** Start Recorded data **

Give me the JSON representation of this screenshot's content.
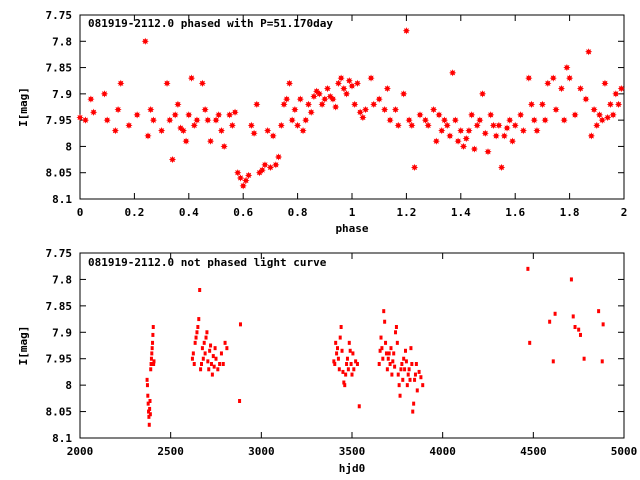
{
  "chart_data": [
    {
      "type": "scatter",
      "title": "081919-2112.0 phased with P=51.170day",
      "xlabel": "phase",
      "ylabel": "I[mag]",
      "xlim": [
        0,
        2
      ],
      "ylim": [
        7.75,
        8.1
      ],
      "y_reversed": true,
      "x_ticks": [
        "0",
        "0.2",
        "0.4",
        "0.6",
        "0.8",
        "1",
        "1.2",
        "1.4",
        "1.6",
        "1.8",
        "2"
      ],
      "x_tick_values": [
        0,
        0.2,
        0.4,
        0.6,
        0.8,
        1.0,
        1.2,
        1.4,
        1.6,
        1.8,
        2.0
      ],
      "y_ticks": [
        "7.75",
        "7.8",
        "7.85",
        "7.9",
        "7.95",
        "8",
        "8.05",
        "8.1"
      ],
      "y_tick_values": [
        7.75,
        7.8,
        7.85,
        7.9,
        7.95,
        8.0,
        8.05,
        8.1
      ],
      "marker": "star",
      "color": "#ff0000",
      "points": [
        [
          0.0,
          7.945
        ],
        [
          0.02,
          7.95
        ],
        [
          0.04,
          7.91
        ],
        [
          0.05,
          7.935
        ],
        [
          0.09,
          7.9
        ],
        [
          0.1,
          7.95
        ],
        [
          0.13,
          7.97
        ],
        [
          0.14,
          7.93
        ],
        [
          0.15,
          7.88
        ],
        [
          0.18,
          7.96
        ],
        [
          0.21,
          7.94
        ],
        [
          0.24,
          7.8
        ],
        [
          0.25,
          7.98
        ],
        [
          0.26,
          7.93
        ],
        [
          0.27,
          7.95
        ],
        [
          0.3,
          7.97
        ],
        [
          0.32,
          7.88
        ],
        [
          0.33,
          7.95
        ],
        [
          0.34,
          8.025
        ],
        [
          0.35,
          7.94
        ],
        [
          0.36,
          7.92
        ],
        [
          0.37,
          7.965
        ],
        [
          0.38,
          7.97
        ],
        [
          0.39,
          7.99
        ],
        [
          0.4,
          7.94
        ],
        [
          0.41,
          7.87
        ],
        [
          0.42,
          7.96
        ],
        [
          0.43,
          7.95
        ],
        [
          0.45,
          7.88
        ],
        [
          0.46,
          7.93
        ],
        [
          0.47,
          7.95
        ],
        [
          0.48,
          7.99
        ],
        [
          0.5,
          7.95
        ],
        [
          0.51,
          7.94
        ],
        [
          0.52,
          7.97
        ],
        [
          0.53,
          8.0
        ],
        [
          0.55,
          7.94
        ],
        [
          0.56,
          7.96
        ],
        [
          0.57,
          7.935
        ],
        [
          0.58,
          8.05
        ],
        [
          0.59,
          8.06
        ],
        [
          0.6,
          8.075
        ],
        [
          0.61,
          8.065
        ],
        [
          0.62,
          8.055
        ],
        [
          0.63,
          7.96
        ],
        [
          0.64,
          7.975
        ],
        [
          0.65,
          7.92
        ],
        [
          0.66,
          8.05
        ],
        [
          0.67,
          8.045
        ],
        [
          0.68,
          8.035
        ],
        [
          0.69,
          7.97
        ],
        [
          0.7,
          8.04
        ],
        [
          0.71,
          7.98
        ],
        [
          0.72,
          8.035
        ],
        [
          0.73,
          8.02
        ],
        [
          0.74,
          7.96
        ],
        [
          0.75,
          7.92
        ],
        [
          0.76,
          7.91
        ],
        [
          0.77,
          7.88
        ],
        [
          0.78,
          7.95
        ],
        [
          0.79,
          7.93
        ],
        [
          0.8,
          7.96
        ],
        [
          0.81,
          7.91
        ],
        [
          0.82,
          7.97
        ],
        [
          0.83,
          7.95
        ],
        [
          0.84,
          7.92
        ],
        [
          0.85,
          7.935
        ],
        [
          0.86,
          7.905
        ],
        [
          0.87,
          7.895
        ],
        [
          0.88,
          7.9
        ],
        [
          0.89,
          7.92
        ],
        [
          0.9,
          7.91
        ],
        [
          0.91,
          7.89
        ],
        [
          0.92,
          7.905
        ],
        [
          0.93,
          7.91
        ],
        [
          0.94,
          7.925
        ],
        [
          0.95,
          7.88
        ],
        [
          0.96,
          7.87
        ],
        [
          0.97,
          7.89
        ],
        [
          0.98,
          7.9
        ],
        [
          0.99,
          7.875
        ],
        [
          1.0,
          7.885
        ],
        [
          1.01,
          7.92
        ],
        [
          1.02,
          7.88
        ],
        [
          1.03,
          7.935
        ],
        [
          1.04,
          7.945
        ],
        [
          1.05,
          7.93
        ],
        [
          1.07,
          7.87
        ],
        [
          1.08,
          7.92
        ],
        [
          1.1,
          7.91
        ],
        [
          1.12,
          7.93
        ],
        [
          1.13,
          7.89
        ],
        [
          1.14,
          7.95
        ],
        [
          1.16,
          7.93
        ],
        [
          1.17,
          7.96
        ],
        [
          1.19,
          7.9
        ],
        [
          1.2,
          7.78
        ],
        [
          1.21,
          7.95
        ],
        [
          1.22,
          7.96
        ],
        [
          1.23,
          8.04
        ],
        [
          1.25,
          7.94
        ],
        [
          1.27,
          7.95
        ],
        [
          1.28,
          7.96
        ],
        [
          1.3,
          7.93
        ],
        [
          1.31,
          7.99
        ],
        [
          1.32,
          7.94
        ],
        [
          1.33,
          7.97
        ],
        [
          1.34,
          7.95
        ],
        [
          1.35,
          7.96
        ],
        [
          1.36,
          7.98
        ],
        [
          1.37,
          7.86
        ],
        [
          1.38,
          7.95
        ],
        [
          1.39,
          7.99
        ],
        [
          1.4,
          7.97
        ],
        [
          1.41,
          8.0
        ],
        [
          1.42,
          7.985
        ],
        [
          1.43,
          7.97
        ],
        [
          1.44,
          7.94
        ],
        [
          1.45,
          8.005
        ],
        [
          1.46,
          7.96
        ],
        [
          1.47,
          7.95
        ],
        [
          1.48,
          7.9
        ],
        [
          1.49,
          7.975
        ],
        [
          1.5,
          8.01
        ],
        [
          1.51,
          7.94
        ],
        [
          1.52,
          7.96
        ],
        [
          1.53,
          7.98
        ],
        [
          1.54,
          7.96
        ],
        [
          1.55,
          8.04
        ],
        [
          1.56,
          7.98
        ],
        [
          1.57,
          7.965
        ],
        [
          1.58,
          7.95
        ],
        [
          1.59,
          7.99
        ],
        [
          1.6,
          7.96
        ],
        [
          1.62,
          7.94
        ],
        [
          1.63,
          7.97
        ],
        [
          1.65,
          7.87
        ],
        [
          1.66,
          7.92
        ],
        [
          1.67,
          7.95
        ],
        [
          1.68,
          7.97
        ],
        [
          1.7,
          7.92
        ],
        [
          1.71,
          7.95
        ],
        [
          1.72,
          7.88
        ],
        [
          1.74,
          7.87
        ],
        [
          1.75,
          7.93
        ],
        [
          1.77,
          7.89
        ],
        [
          1.78,
          7.95
        ],
        [
          1.79,
          7.85
        ],
        [
          1.8,
          7.87
        ],
        [
          1.82,
          7.94
        ],
        [
          1.84,
          7.89
        ],
        [
          1.86,
          7.91
        ],
        [
          1.87,
          7.82
        ],
        [
          1.88,
          7.98
        ],
        [
          1.89,
          7.93
        ],
        [
          1.9,
          7.96
        ],
        [
          1.91,
          7.94
        ],
        [
          1.92,
          7.95
        ],
        [
          1.93,
          7.88
        ],
        [
          1.94,
          7.945
        ],
        [
          1.95,
          7.92
        ],
        [
          1.96,
          7.94
        ],
        [
          1.97,
          7.9
        ],
        [
          1.98,
          7.92
        ],
        [
          1.99,
          7.89
        ]
      ]
    },
    {
      "type": "scatter",
      "title": "081919-2112.0 not phased light curve",
      "xlabel": "hjd0",
      "ylabel": "I[mag]",
      "xlim": [
        2000,
        5000
      ],
      "ylim": [
        7.75,
        8.1
      ],
      "y_reversed": true,
      "x_ticks": [
        "2000",
        "2500",
        "3000",
        "3500",
        "4000",
        "4500",
        "5000"
      ],
      "x_tick_values": [
        2000,
        2500,
        3000,
        3500,
        4000,
        4500,
        5000
      ],
      "y_ticks": [
        "7.75",
        "7.8",
        "7.85",
        "7.9",
        "7.95",
        "8",
        "8.05",
        "8.1"
      ],
      "y_tick_values": [
        7.75,
        7.8,
        7.85,
        7.9,
        7.95,
        8.0,
        8.05,
        8.1
      ],
      "marker": "dot",
      "color": "#ff0000",
      "points": [
        [
          2370,
          7.99
        ],
        [
          2372,
          8.0
        ],
        [
          2374,
          8.02
        ],
        [
          2376,
          8.035
        ],
        [
          2378,
          8.05
        ],
        [
          2380,
          8.06
        ],
        [
          2382,
          8.075
        ],
        [
          2384,
          8.045
        ],
        [
          2386,
          8.03
        ],
        [
          2388,
          8.055
        ],
        [
          2390,
          7.97
        ],
        [
          2392,
          7.96
        ],
        [
          2394,
          7.95
        ],
        [
          2396,
          7.94
        ],
        [
          2398,
          7.93
        ],
        [
          2400,
          7.92
        ],
        [
          2402,
          7.905
        ],
        [
          2404,
          7.89
        ],
        [
          2406,
          7.96
        ],
        [
          2408,
          7.955
        ],
        [
          2620,
          7.95
        ],
        [
          2625,
          7.94
        ],
        [
          2630,
          7.96
        ],
        [
          2635,
          7.92
        ],
        [
          2640,
          7.91
        ],
        [
          2645,
          7.9
        ],
        [
          2650,
          7.89
        ],
        [
          2655,
          7.875
        ],
        [
          2660,
          7.82
        ],
        [
          2665,
          7.97
        ],
        [
          2670,
          7.96
        ],
        [
          2675,
          7.93
        ],
        [
          2680,
          7.95
        ],
        [
          2685,
          7.92
        ],
        [
          2690,
          7.94
        ],
        [
          2695,
          7.91
        ],
        [
          2700,
          7.9
        ],
        [
          2705,
          7.955
        ],
        [
          2710,
          7.97
        ],
        [
          2715,
          7.935
        ],
        [
          2720,
          7.925
        ],
        [
          2725,
          7.96
        ],
        [
          2730,
          7.98
        ],
        [
          2735,
          7.945
        ],
        [
          2740,
          7.965
        ],
        [
          2745,
          7.93
        ],
        [
          2750,
          7.95
        ],
        [
          2760,
          7.97
        ],
        [
          2770,
          7.96
        ],
        [
          2780,
          7.94
        ],
        [
          2790,
          7.96
        ],
        [
          2800,
          7.92
        ],
        [
          2810,
          7.93
        ],
        [
          2880,
          8.03
        ],
        [
          2885,
          7.885
        ],
        [
          3400,
          7.955
        ],
        [
          3405,
          7.96
        ],
        [
          3410,
          7.92
        ],
        [
          3415,
          7.94
        ],
        [
          3420,
          7.93
        ],
        [
          3425,
          7.95
        ],
        [
          3430,
          7.97
        ],
        [
          3435,
          7.91
        ],
        [
          3440,
          7.89
        ],
        [
          3445,
          7.935
        ],
        [
          3450,
          7.975
        ],
        [
          3455,
          7.995
        ],
        [
          3460,
          8.0
        ],
        [
          3465,
          7.98
        ],
        [
          3470,
          7.96
        ],
        [
          3475,
          7.95
        ],
        [
          3480,
          7.97
        ],
        [
          3485,
          7.92
        ],
        [
          3490,
          7.935
        ],
        [
          3495,
          7.96
        ],
        [
          3500,
          7.98
        ],
        [
          3505,
          7.94
        ],
        [
          3510,
          7.97
        ],
        [
          3520,
          7.955
        ],
        [
          3530,
          7.96
        ],
        [
          3540,
          8.04
        ],
        [
          3650,
          7.96
        ],
        [
          3655,
          7.935
        ],
        [
          3660,
          7.91
        ],
        [
          3665,
          7.93
        ],
        [
          3670,
          7.95
        ],
        [
          3675,
          7.86
        ],
        [
          3680,
          7.88
        ],
        [
          3685,
          7.92
        ],
        [
          3690,
          7.94
        ],
        [
          3695,
          7.97
        ],
        [
          3700,
          7.95
        ],
        [
          3705,
          7.94
        ],
        [
          3710,
          7.96
        ],
        [
          3715,
          7.93
        ],
        [
          3720,
          7.98
        ],
        [
          3725,
          7.955
        ],
        [
          3730,
          7.94
        ],
        [
          3735,
          7.965
        ],
        [
          3740,
          7.9
        ],
        [
          3745,
          7.89
        ],
        [
          3750,
          7.92
        ],
        [
          3755,
          7.98
        ],
        [
          3760,
          8.0
        ],
        [
          3765,
          8.02
        ],
        [
          3770,
          7.97
        ],
        [
          3775,
          7.96
        ],
        [
          3780,
          7.99
        ],
        [
          3785,
          7.95
        ],
        [
          3790,
          7.97
        ],
        [
          3795,
          7.935
        ],
        [
          3800,
          7.955
        ],
        [
          3805,
          8.0
        ],
        [
          3810,
          7.98
        ],
        [
          3815,
          7.97
        ],
        [
          3820,
          7.99
        ],
        [
          3825,
          7.93
        ],
        [
          3830,
          7.96
        ],
        [
          3835,
          8.05
        ],
        [
          3840,
          8.035
        ],
        [
          3845,
          7.99
        ],
        [
          3850,
          7.98
        ],
        [
          3855,
          7.96
        ],
        [
          3860,
          8.01
        ],
        [
          3870,
          7.975
        ],
        [
          3880,
          7.985
        ],
        [
          3890,
          8.0
        ],
        [
          4470,
          7.78
        ],
        [
          4480,
          7.92
        ],
        [
          4590,
          7.88
        ],
        [
          4610,
          7.955
        ],
        [
          4620,
          7.865
        ],
        [
          4710,
          7.8
        ],
        [
          4720,
          7.87
        ],
        [
          4730,
          7.89
        ],
        [
          4750,
          7.895
        ],
        [
          4760,
          7.905
        ],
        [
          4780,
          7.95
        ],
        [
          4860,
          7.86
        ],
        [
          4880,
          7.955
        ],
        [
          4885,
          7.885
        ]
      ]
    }
  ]
}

** End Recorded data **

Copy every line of the data that holds the string "title".

• **Right answer**
      "title": "081919-2112.0 phased with P=51.170day",
      "title": "081919-2112.0 not phased light curve",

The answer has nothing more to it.